GOAL OF THE EXERCISE = In the listing below, identify each line with the word "أبيه" and return those lines.

[Records from a collection]
========================================================================

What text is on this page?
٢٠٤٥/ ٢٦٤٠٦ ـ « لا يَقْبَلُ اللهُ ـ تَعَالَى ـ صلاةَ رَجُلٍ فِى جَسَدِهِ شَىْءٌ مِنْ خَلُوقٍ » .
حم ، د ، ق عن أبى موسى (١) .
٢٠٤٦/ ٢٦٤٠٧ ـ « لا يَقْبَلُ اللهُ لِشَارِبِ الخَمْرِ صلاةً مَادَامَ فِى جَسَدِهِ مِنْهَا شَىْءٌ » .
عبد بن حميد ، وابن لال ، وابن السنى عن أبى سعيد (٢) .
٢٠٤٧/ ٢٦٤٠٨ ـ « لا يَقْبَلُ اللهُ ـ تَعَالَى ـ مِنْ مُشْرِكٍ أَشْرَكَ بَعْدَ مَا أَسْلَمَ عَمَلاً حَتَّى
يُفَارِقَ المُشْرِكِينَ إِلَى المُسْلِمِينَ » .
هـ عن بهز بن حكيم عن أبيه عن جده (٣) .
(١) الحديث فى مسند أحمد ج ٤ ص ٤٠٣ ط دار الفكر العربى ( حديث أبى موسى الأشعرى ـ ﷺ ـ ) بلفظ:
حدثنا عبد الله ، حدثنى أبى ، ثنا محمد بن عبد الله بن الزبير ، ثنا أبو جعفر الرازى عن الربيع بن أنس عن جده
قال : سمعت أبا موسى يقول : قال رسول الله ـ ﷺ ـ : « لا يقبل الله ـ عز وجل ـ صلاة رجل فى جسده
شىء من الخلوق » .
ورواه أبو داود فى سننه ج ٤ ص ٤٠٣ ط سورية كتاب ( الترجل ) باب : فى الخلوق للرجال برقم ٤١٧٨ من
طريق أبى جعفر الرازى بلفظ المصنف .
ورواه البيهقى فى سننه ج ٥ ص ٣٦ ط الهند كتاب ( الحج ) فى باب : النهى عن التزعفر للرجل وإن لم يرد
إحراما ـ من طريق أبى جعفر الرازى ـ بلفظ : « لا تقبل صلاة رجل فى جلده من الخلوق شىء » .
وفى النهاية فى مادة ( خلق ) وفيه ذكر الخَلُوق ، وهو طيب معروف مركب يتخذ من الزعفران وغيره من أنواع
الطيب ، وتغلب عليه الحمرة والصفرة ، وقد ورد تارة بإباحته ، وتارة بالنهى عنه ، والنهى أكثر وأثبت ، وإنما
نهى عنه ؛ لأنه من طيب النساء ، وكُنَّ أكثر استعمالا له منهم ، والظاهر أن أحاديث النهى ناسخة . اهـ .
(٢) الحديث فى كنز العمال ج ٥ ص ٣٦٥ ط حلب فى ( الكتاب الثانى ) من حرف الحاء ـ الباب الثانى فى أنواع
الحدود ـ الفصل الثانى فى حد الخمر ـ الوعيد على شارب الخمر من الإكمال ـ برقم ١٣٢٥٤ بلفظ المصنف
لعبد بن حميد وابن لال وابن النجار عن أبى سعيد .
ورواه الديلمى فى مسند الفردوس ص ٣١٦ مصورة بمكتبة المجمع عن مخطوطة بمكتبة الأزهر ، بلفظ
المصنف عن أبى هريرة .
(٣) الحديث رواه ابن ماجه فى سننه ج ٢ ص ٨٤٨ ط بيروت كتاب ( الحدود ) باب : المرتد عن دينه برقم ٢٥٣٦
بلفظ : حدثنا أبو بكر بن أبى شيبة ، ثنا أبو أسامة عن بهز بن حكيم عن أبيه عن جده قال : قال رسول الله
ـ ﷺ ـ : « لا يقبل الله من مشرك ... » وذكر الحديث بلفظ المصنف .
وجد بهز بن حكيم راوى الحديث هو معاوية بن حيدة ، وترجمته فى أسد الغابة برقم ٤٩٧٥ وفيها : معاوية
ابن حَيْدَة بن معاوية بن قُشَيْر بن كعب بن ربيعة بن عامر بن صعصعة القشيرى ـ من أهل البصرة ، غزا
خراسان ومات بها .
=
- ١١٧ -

========================================================================

EXERCISE OUTPUT =
هـ عن بهز بن حكيم عن أبيه عن جده (٣) .
بلفظ : حدثنا أبو بكر بن أبى شيبة ، ثنا أبو أسامة عن بهز بن حكيم عن أبيه عن جده قال : قال رسول الله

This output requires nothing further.